» **GIVEN PROBLEM**:
Restate the data word for word and leave the images out.

(Lines of data)
----
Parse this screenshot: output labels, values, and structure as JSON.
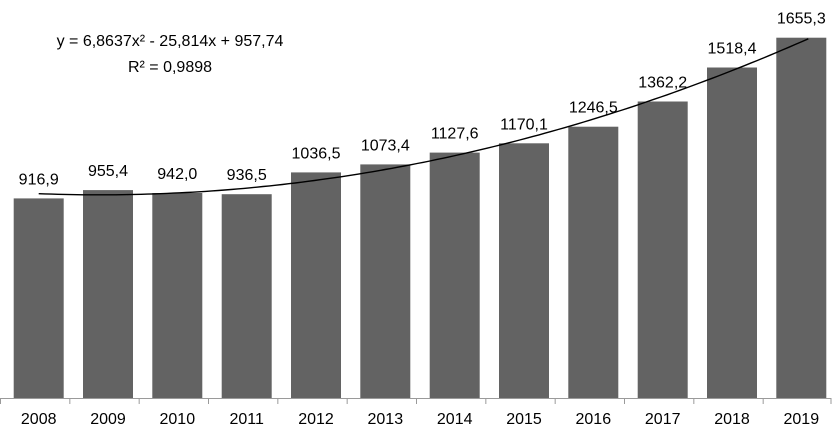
{
  "chart_data": {
    "type": "bar",
    "categories": [
      "2008",
      "2009",
      "2010",
      "2011",
      "2012",
      "2013",
      "2014",
      "2015",
      "2016",
      "2017",
      "2018",
      "2019"
    ],
    "values": [
      916.9,
      955.4,
      942.0,
      936.5,
      1036.5,
      1073.4,
      1127.6,
      1170.1,
      1246.5,
      1362.2,
      1518.4,
      1655.3
    ],
    "data_labels": [
      "916,9",
      "955,4",
      "942,0",
      "936,5",
      "1036,5",
      "1073,4",
      "1127,6",
      "1170,1",
      "1246,5",
      "1362,2",
      "1518,4",
      "1655,3"
    ],
    "title": "",
    "xlabel": "",
    "ylabel": "",
    "ylim": [
      0,
      1700
    ],
    "grid": false,
    "legend": "none",
    "bar_color": "#636363",
    "trendline": {
      "type": "polynomial",
      "order": 2,
      "coefficients": [
        6.8637,
        -25.814,
        957.74
      ],
      "equation": "y = 6,8637x² - 25,814x + 957,74",
      "r_squared": "R² = 0,9898",
      "color": "#000000"
    }
  }
}
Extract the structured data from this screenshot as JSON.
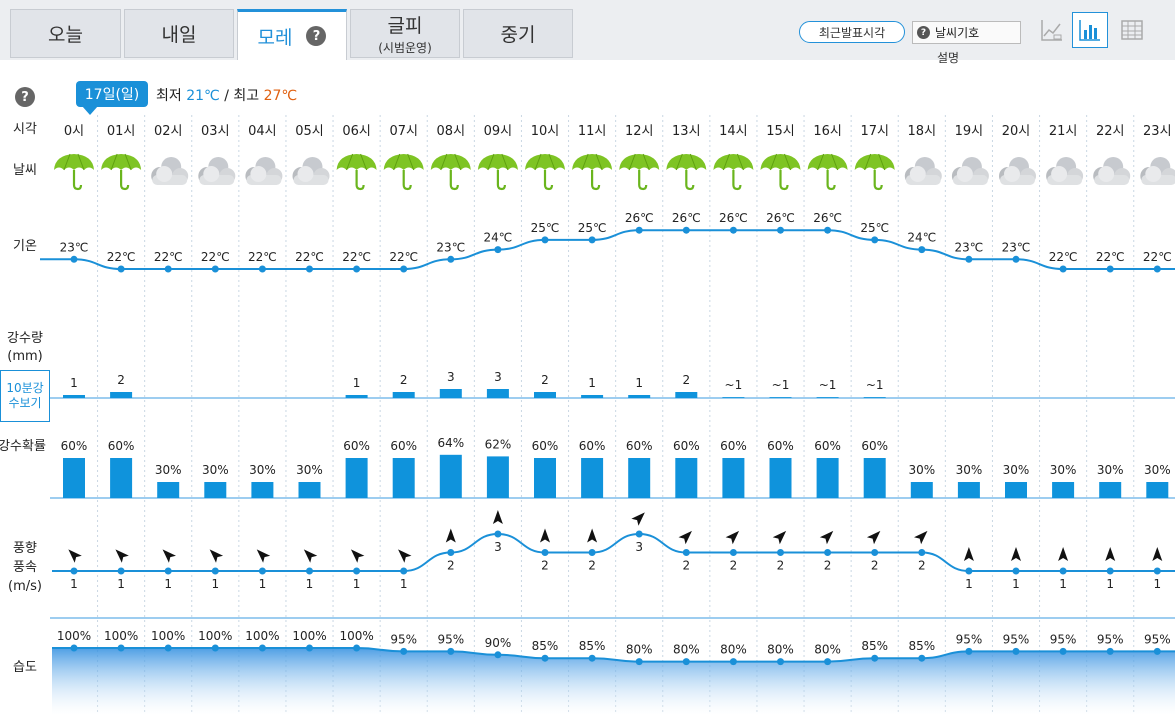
{
  "tabs": [
    {
      "label": "오늘",
      "sub": ""
    },
    {
      "label": "내일",
      "sub": ""
    },
    {
      "label": "모레",
      "sub": ""
    },
    {
      "label": "글피",
      "sub": "(시범운영)"
    },
    {
      "label": "중기",
      "sub": ""
    }
  ],
  "help_glyph": "?",
  "recent_button": "최근발표시각",
  "legend_select": "날씨기호",
  "legend_caption": "설명",
  "day_label": "17일(일)",
  "min_label": "최저",
  "min_value": "21℃",
  "sep": "/",
  "max_label": "최고",
  "max_value": "27℃",
  "row_labels": {
    "time": "시각",
    "weather": "날씨",
    "temp": "기온",
    "precip": "강수량",
    "precip_unit": "(mm)",
    "precip_btn": "10분강수보기",
    "pop": "강수확률",
    "wind1": "풍향",
    "wind2": "풍속",
    "wind_unit": "(m/s)",
    "humidity": "습도"
  },
  "colors": {
    "accent": "#1a90d8",
    "hi": "#e06010",
    "bar": "#0f93dc"
  },
  "chart_data": {
    "type": "line",
    "hours": [
      "0시",
      "01시",
      "02시",
      "03시",
      "04시",
      "05시",
      "06시",
      "07시",
      "08시",
      "09시",
      "10시",
      "11시",
      "12시",
      "13시",
      "14시",
      "15시",
      "16시",
      "17시",
      "18시",
      "19시",
      "20시",
      "21시",
      "22시",
      "23시"
    ],
    "weather": [
      "umbrella",
      "umbrella",
      "cloud",
      "cloud",
      "cloud",
      "cloud",
      "umbrella",
      "umbrella",
      "umbrella",
      "umbrella",
      "umbrella",
      "umbrella",
      "umbrella",
      "umbrella",
      "umbrella",
      "umbrella",
      "umbrella",
      "umbrella",
      "cloud",
      "cloud",
      "cloud",
      "cloud",
      "cloud",
      "cloud"
    ],
    "temperature": [
      23,
      22,
      22,
      22,
      22,
      22,
      22,
      22,
      23,
      24,
      25,
      25,
      26,
      26,
      26,
      26,
      26,
      25,
      24,
      23,
      23,
      22,
      22,
      22
    ],
    "temperature_labels": [
      "23℃",
      "22℃",
      "22℃",
      "22℃",
      "22℃",
      "22℃",
      "22℃",
      "22℃",
      "23℃",
      "24℃",
      "25℃",
      "25℃",
      "26℃",
      "26℃",
      "26℃",
      "26℃",
      "26℃",
      "25℃",
      "24℃",
      "23℃",
      "23℃",
      "22℃",
      "22℃",
      "22℃"
    ],
    "precip": [
      1,
      2,
      null,
      null,
      null,
      null,
      1,
      2,
      3,
      3,
      2,
      1,
      1,
      2,
      0.3,
      0.3,
      0.3,
      0.3,
      null,
      null,
      null,
      null,
      null,
      null
    ],
    "precip_labels": [
      "1",
      "2",
      "",
      "",
      "",
      "",
      "1",
      "2",
      "3",
      "3",
      "2",
      "1",
      "1",
      "2",
      "~1",
      "~1",
      "~1",
      "~1",
      "",
      "",
      "",
      "",
      "",
      ""
    ],
    "pop": [
      60,
      60,
      30,
      30,
      30,
      30,
      60,
      60,
      64,
      62,
      60,
      60,
      60,
      60,
      60,
      60,
      60,
      60,
      30,
      30,
      30,
      30,
      30,
      30
    ],
    "pop_labels": [
      "60%",
      "60%",
      "30%",
      "30%",
      "30%",
      "30%",
      "60%",
      "60%",
      "64%",
      "62%",
      "60%",
      "60%",
      "60%",
      "60%",
      "60%",
      "60%",
      "60%",
      "60%",
      "30%",
      "30%",
      "30%",
      "30%",
      "30%",
      "30%"
    ],
    "wind_speed": [
      1,
      1,
      1,
      1,
      1,
      1,
      1,
      1,
      2,
      3,
      2,
      2,
      3,
      2,
      2,
      2,
      2,
      2,
      2,
      1,
      1,
      1,
      1,
      1
    ],
    "wind_labels": [
      "1",
      "1",
      "1",
      "1",
      "1",
      "1",
      "1",
      "1",
      "2",
      "3",
      "2",
      "2",
      "3",
      "2",
      "2",
      "2",
      "2",
      "2",
      "2",
      "1",
      "1",
      "1",
      "1",
      "1"
    ],
    "wind_dir": [
      "NW",
      "NW",
      "NW",
      "NW",
      "NW",
      "NW",
      "NW",
      "NW",
      "N",
      "N",
      "N",
      "N",
      "NE",
      "NE",
      "NE",
      "NE",
      "NE",
      "NE",
      "NE",
      "N",
      "N",
      "N",
      "N",
      "N"
    ],
    "humidity": [
      100,
      100,
      100,
      100,
      100,
      100,
      100,
      95,
      95,
      90,
      85,
      85,
      80,
      80,
      80,
      80,
      80,
      85,
      85,
      95,
      95,
      95,
      95,
      95
    ],
    "humidity_labels": [
      "100%",
      "100%",
      "100%",
      "100%",
      "100%",
      "100%",
      "100%",
      "95%",
      "95%",
      "90%",
      "85%",
      "85%",
      "80%",
      "80%",
      "80%",
      "80%",
      "80%",
      "85%",
      "85%",
      "95%",
      "95%",
      "95%",
      "95%",
      "95%"
    ]
  }
}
----
» **COMPLETE OUTPUT**:
Parse this screenshot: output labels, values, and structure as JSON.
{
  "chart_data": {
    "type": "bar",
    "categories": [
      "2008",
      "2009",
      "2010",
      "2011",
      "2012",
      "2013",
      "2014",
      "2015",
      "2016",
      "2017",
      "2018",
      "2019"
    ],
    "values": [
      916.9,
      955.4,
      942.0,
      936.5,
      1036.5,
      1073.4,
      1127.6,
      1170.1,
      1246.5,
      1362.2,
      1518.4,
      1655.3
    ],
    "data_labels": [
      "916,9",
      "955,4",
      "942,0",
      "936,5",
      "1036,5",
      "1073,4",
      "1127,6",
      "1170,1",
      "1246,5",
      "1362,2",
      "1518,4",
      "1655,3"
    ],
    "title": "",
    "xlabel": "",
    "ylabel": "",
    "ylim": [
      0,
      1700
    ],
    "grid": false,
    "legend": "none",
    "bar_color": "#636363",
    "trendline": {
      "type": "polynomial",
      "order": 2,
      "coefficients": [
        6.8637,
        -25.814,
        957.74
      ],
      "equation": "y = 6,8637x² - 25,814x + 957,74",
      "r_squared": "R² = 0,9898",
      "color": "#000000"
    }
  }
}
Extract the structured data from this screenshot as JSON.
{
  "tabs": [
    {
      "label": "오늘",
      "sub": ""
    },
    {
      "label": "내일",
      "sub": ""
    },
    {
      "label": "모레",
      "sub": ""
    },
    {
      "label": "글피",
      "sub": "(시범운영)"
    },
    {
      "label": "중기",
      "sub": ""
    }
  ],
  "help_glyph": "?",
  "recent_button": "최근발표시각",
  "legend_select": "날씨기호",
  "legend_caption": "설명",
  "day_label": "17일(일)",
  "min_label": "최저",
  "min_value": "21℃",
  "sep": "/",
  "max_label": "최고",
  "max_value": "27℃",
  "row_labels": {
    "time": "시각",
    "weather": "날씨",
    "temp": "기온",
    "precip": "강수량",
    "precip_unit": "(mm)",
    "precip_btn": "10분강수보기",
    "pop": "강수확률",
    "wind1": "풍향",
    "wind2": "풍속",
    "wind_unit": "(m/s)",
    "humidity": "습도"
  },
  "colors": {
    "accent": "#1a90d8",
    "hi": "#e06010",
    "bar": "#0f93dc"
  },
  "chart_data": {
    "type": "line",
    "hours": [
      "0시",
      "01시",
      "02시",
      "03시",
      "04시",
      "05시",
      "06시",
      "07시",
      "08시",
      "09시",
      "10시",
      "11시",
      "12시",
      "13시",
      "14시",
      "15시",
      "16시",
      "17시",
      "18시",
      "19시",
      "20시",
      "21시",
      "22시",
      "23시"
    ],
    "weather": [
      "umbrella",
      "umbrella",
      "cloud",
      "cloud",
      "cloud",
      "cloud",
      "umbrella",
      "umbrella",
      "umbrella",
      "umbrella",
      "umbrella",
      "umbrella",
      "umbrella",
      "umbrella",
      "umbrella",
      "umbrella",
      "umbrella",
      "umbrella",
      "cloud",
      "cloud",
      "cloud",
      "cloud",
      "cloud",
      "cloud"
    ],
    "temperature": [
      23,
      22,
      22,
      22,
      22,
      22,
      22,
      22,
      23,
      24,
      25,
      25,
      26,
      26,
      26,
      26,
      26,
      25,
      24,
      23,
      23,
      22,
      22,
      22
    ],
    "temperature_labels": [
      "23℃",
      "22℃",
      "22℃",
      "22℃",
      "22℃",
      "22℃",
      "22℃",
      "22℃",
      "23℃",
      "24℃",
      "25℃",
      "25℃",
      "26℃",
      "26℃",
      "26℃",
      "26℃",
      "26℃",
      "25℃",
      "24℃",
      "23℃",
      "23℃",
      "22℃",
      "22℃",
      "22℃"
    ],
    "precip": [
      1,
      2,
      null,
      null,
      null,
      null,
      1,
      2,
      3,
      3,
      2,
      1,
      1,
      2,
      0.3,
      0.3,
      0.3,
      0.3,
      null,
      null,
      null,
      null,
      null,
      null
    ],
    "precip_labels": [
      "1",
      "2",
      "",
      "",
      "",
      "",
      "1",
      "2",
      "3",
      "3",
      "2",
      "1",
      "1",
      "2",
      "~1",
      "~1",
      "~1",
      "~1",
      "",
      "",
      "",
      "",
      "",
      ""
    ],
    "pop": [
      60,
      60,
      30,
      30,
      30,
      30,
      60,
      60,
      64,
      62,
      60,
      60,
      60,
      60,
      60,
      60,
      60,
      60,
      30,
      30,
      30,
      30,
      30,
      30
    ],
    "pop_labels": [
      "60%",
      "60%",
      "30%",
      "30%",
      "30%",
      "30%",
      "60%",
      "60%",
      "64%",
      "62%",
      "60%",
      "60%",
      "60%",
      "60%",
      "60%",
      "60%",
      "60%",
      "60%",
      "30%",
      "30%",
      "30%",
      "30%",
      "30%",
      "30%"
    ],
    "wind_speed": [
      1,
      1,
      1,
      1,
      1,
      1,
      1,
      1,
      2,
      3,
      2,
      2,
      3,
      2,
      2,
      2,
      2,
      2,
      2,
      1,
      1,
      1,
      1,
      1
    ],
    "wind_labels": [
      "1",
      "1",
      "1",
      "1",
      "1",
      "1",
      "1",
      "1",
      "2",
      "3",
      "2",
      "2",
      "3",
      "2",
      "2",
      "2",
      "2",
      "2",
      "2",
      "1",
      "1",
      "1",
      "1",
      "1"
    ],
    "wind_dir": [
      "NW",
      "NW",
      "NW",
      "NW",
      "NW",
      "NW",
      "NW",
      "NW",
      "N",
      "N",
      "N",
      "N",
      "NE",
      "NE",
      "NE",
      "NE",
      "NE",
      "NE",
      "NE",
      "N",
      "N",
      "N",
      "N",
      "N"
    ],
    "humidity": [
      100,
      100,
      100,
      100,
      100,
      100,
      100,
      95,
      95,
      90,
      85,
      85,
      80,
      80,
      80,
      80,
      80,
      85,
      85,
      95,
      95,
      95,
      95,
      95
    ],
    "humidity_labels": [
      "100%",
      "100%",
      "100%",
      "100%",
      "100%",
      "100%",
      "100%",
      "95%",
      "95%",
      "90%",
      "85%",
      "85%",
      "80%",
      "80%",
      "80%",
      "80%",
      "80%",
      "85%",
      "85%",
      "95%",
      "95%",
      "95%",
      "95%",
      "95%"
    ]
  }
}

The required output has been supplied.